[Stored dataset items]
++++++++++

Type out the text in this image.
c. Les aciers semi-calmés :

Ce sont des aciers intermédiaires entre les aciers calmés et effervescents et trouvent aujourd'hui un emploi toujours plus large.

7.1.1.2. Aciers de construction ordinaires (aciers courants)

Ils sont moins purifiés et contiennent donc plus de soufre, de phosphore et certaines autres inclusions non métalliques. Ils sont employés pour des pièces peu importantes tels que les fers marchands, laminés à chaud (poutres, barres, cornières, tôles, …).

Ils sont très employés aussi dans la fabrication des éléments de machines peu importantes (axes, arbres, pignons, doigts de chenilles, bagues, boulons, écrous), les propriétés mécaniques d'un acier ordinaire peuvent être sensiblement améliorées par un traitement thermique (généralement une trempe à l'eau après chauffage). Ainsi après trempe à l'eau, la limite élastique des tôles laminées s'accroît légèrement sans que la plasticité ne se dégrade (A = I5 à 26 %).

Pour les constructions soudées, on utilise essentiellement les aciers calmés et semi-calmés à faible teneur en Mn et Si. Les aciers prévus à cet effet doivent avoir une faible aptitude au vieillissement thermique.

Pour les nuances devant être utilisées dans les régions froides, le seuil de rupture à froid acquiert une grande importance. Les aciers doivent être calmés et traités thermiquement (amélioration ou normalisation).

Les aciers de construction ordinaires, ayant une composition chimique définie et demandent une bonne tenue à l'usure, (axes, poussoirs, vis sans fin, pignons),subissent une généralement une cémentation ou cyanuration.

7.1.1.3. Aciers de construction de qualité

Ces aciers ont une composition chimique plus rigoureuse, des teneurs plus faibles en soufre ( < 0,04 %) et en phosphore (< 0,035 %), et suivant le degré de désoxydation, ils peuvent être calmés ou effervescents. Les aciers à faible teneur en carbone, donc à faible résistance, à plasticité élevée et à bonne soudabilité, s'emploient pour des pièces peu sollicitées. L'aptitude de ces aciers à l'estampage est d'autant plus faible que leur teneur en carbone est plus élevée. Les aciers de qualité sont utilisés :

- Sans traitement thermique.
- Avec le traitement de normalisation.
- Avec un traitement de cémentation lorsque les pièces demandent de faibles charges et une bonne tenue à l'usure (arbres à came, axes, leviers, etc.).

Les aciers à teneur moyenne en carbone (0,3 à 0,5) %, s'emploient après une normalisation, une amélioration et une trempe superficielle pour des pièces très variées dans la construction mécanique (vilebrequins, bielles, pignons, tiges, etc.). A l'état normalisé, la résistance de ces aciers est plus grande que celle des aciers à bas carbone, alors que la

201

++++++++++

TASK OBJECTIVE =
Show each line holding the word "plasticité".

ANSWER TO THIS PROBLEM =
Ils sont très employés aussi dans la fabrication des éléments de machines peu importantes (axes, arbres, pignons, doigts de chenilles, bagues, boulons, écrous), les propriétés mécaniques d'un acier ordinaire peuvent être sensiblement améliorées par un traitement thermique (généralement une trempe à l'eau après chauffage). Ainsi après trempe à l'eau, la limite élastique des tôles laminées s'accroît légèrement sans que la plasticité ne se dégrade (A = I5 à 26 %).
Ces aciers ont une composition chimique plus rigoureuse, des teneurs plus faibles en soufre ( < 0,04 %) et en phosphore (< 0,035 %), et suivant le degré de désoxydation, ils peuvent être calmés ou effervescents. Les aciers à faible teneur en carbone, donc à faible résistance, à plasticité élevée et à bonne soudabilité, s'emploient pour des pièces peu sollicitées. L'aptitude de ces aciers à l'estampage est d'autant plus faible que leur teneur en carbone est plus élevée. Les aciers de qualité sont utilisés :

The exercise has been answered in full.